◆ **Dataset rows**:
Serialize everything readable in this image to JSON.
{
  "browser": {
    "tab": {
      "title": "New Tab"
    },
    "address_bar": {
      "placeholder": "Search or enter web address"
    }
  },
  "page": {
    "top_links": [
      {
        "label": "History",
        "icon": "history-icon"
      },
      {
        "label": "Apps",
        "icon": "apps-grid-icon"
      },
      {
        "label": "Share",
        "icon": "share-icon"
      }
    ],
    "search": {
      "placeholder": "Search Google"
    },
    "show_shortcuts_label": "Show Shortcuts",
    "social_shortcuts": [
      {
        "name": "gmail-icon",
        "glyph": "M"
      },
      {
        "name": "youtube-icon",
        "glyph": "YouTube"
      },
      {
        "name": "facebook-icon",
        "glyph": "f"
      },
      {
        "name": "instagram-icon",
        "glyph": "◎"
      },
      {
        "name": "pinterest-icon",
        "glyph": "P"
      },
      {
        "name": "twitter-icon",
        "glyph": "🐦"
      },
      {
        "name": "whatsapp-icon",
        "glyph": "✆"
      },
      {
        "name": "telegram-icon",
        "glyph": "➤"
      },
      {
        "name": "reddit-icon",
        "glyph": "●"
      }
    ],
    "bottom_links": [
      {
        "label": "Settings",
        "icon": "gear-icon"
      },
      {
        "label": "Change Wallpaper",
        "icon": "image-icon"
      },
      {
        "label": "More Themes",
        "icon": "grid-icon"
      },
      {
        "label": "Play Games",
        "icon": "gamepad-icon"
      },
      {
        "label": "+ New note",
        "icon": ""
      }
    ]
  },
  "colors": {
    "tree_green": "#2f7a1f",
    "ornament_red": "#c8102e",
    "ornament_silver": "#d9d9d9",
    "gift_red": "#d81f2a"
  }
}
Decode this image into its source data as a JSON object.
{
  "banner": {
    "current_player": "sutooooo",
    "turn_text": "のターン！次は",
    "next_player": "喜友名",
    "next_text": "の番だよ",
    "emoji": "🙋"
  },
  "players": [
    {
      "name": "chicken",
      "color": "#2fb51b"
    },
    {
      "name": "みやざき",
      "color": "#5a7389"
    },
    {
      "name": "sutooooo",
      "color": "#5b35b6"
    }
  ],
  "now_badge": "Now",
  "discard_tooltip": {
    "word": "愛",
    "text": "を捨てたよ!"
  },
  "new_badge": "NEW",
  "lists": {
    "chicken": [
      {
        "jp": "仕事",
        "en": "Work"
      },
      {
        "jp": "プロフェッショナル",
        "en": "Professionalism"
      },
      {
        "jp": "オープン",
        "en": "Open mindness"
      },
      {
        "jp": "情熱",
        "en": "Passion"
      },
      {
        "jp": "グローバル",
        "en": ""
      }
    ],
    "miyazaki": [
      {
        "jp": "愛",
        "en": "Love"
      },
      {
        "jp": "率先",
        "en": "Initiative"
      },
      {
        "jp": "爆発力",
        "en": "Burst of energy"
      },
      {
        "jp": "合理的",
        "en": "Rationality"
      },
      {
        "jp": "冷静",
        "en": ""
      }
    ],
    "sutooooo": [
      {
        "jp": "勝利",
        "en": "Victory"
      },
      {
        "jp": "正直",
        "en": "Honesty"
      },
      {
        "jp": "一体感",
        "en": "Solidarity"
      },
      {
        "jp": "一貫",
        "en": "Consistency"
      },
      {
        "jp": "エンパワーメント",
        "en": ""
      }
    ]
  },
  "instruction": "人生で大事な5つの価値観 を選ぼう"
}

◆ **Short problem**: Write out the entire listing exactly.

◆ **Solution below**:
Serialize everything readable in this image to JSON.
{
  "browser": {
    "tab": {
      "title": "New Tab"
    },
    "address_bar": {
      "placeholder": "Search or enter web address"
    }
  },
  "page": {
    "top_links": [
      {
        "label": "History",
        "icon": "history-icon"
      },
      {
        "label": "Apps",
        "icon": "apps-grid-icon"
      },
      {
        "label": "Share",
        "icon": "share-icon"
      }
    ],
    "search": {
      "placeholder": "Search Google"
    },
    "show_shortcuts_label": "Show Shortcuts",
    "social_shortcuts": [
      {
        "name": "gmail-icon",
        "glyph": "M"
      },
      {
        "name": "youtube-icon",
        "glyph": "YouTube"
      },
      {
        "name": "facebook-icon",
        "glyph": "f"
      },
      {
        "name": "instagram-icon",
        "glyph": "◎"
      },
      {
        "name": "pinterest-icon",
        "glyph": "P"
      },
      {
        "name": "twitter-icon",
        "glyph": "🐦"
      },
      {
        "name": "whatsapp-icon",
        "glyph": "✆"
      },
      {
        "name": "telegram-icon",
        "glyph": "➤"
      },
      {
        "name": "reddit-icon",
        "glyph": "●"
      }
    ],
    "bottom_links": [
      {
        "label": "Settings",
        "icon": "gear-icon"
      },
      {
        "label": "Change Wallpaper",
        "icon": "image-icon"
      },
      {
        "label": "More Themes",
        "icon": "grid-icon"
      },
      {
        "label": "Play Games",
        "icon": "gamepad-icon"
      },
      {
        "label": "+ New note",
        "icon": ""
      }
    ]
  },
  "colors": {
    "tree_green": "#2f7a1f",
    "ornament_red": "#c8102e",
    "ornament_silver": "#d9d9d9",
    "gift_red": "#d81f2a"
  }
}
Decode this image into its source data as a JSON object.
{
  "banner": {
    "current_player": "sutooooo",
    "turn_text": "のターン！次は",
    "next_player": "喜友名",
    "next_text": "の番だよ",
    "emoji": "🙋"
  },
  "players": [
    {
      "name": "chicken",
      "color": "#2fb51b"
    },
    {
      "name": "みやざき",
      "color": "#5a7389"
    },
    {
      "name": "sutooooo",
      "color": "#5b35b6"
    }
  ],
  "now_badge": "Now",
  "discard_tooltip": {
    "word": "愛",
    "text": "を捨てたよ!"
  },
  "new_badge": "NEW",
  "lists": {
    "chicken": [
      {
        "jp": "仕事",
        "en": "Work"
      },
      {
        "jp": "プロフェッショナル",
        "en": "Professionalism"
      },
      {
        "jp": "オープン",
        "en": "Open mindness"
      },
      {
        "jp": "情熱",
        "en": "Passion"
      },
      {
        "jp": "グローバル",
        "en": ""
      }
    ],
    "miyazaki": [
      {
        "jp": "愛",
        "en": "Love"
      },
      {
        "jp": "率先",
        "en": "Initiative"
      },
      {
        "jp": "爆発力",
        "en": "Burst of energy"
      },
      {
        "jp": "合理的",
        "en": "Rationality"
      },
      {
        "jp": "冷静",
        "en": ""
      }
    ],
    "sutooooo": [
      {
        "jp": "勝利",
        "en": "Victory"
      },
      {
        "jp": "正直",
        "en": "Honesty"
      },
      {
        "jp": "一体感",
        "en": "Solidarity"
      },
      {
        "jp": "一貫",
        "en": "Consistency"
      },
      {
        "jp": "エンパワーメント",
        "en": ""
      }
    ]
  },
  "instruction": "人生で大事な5つの価値観 を選ぼう"
}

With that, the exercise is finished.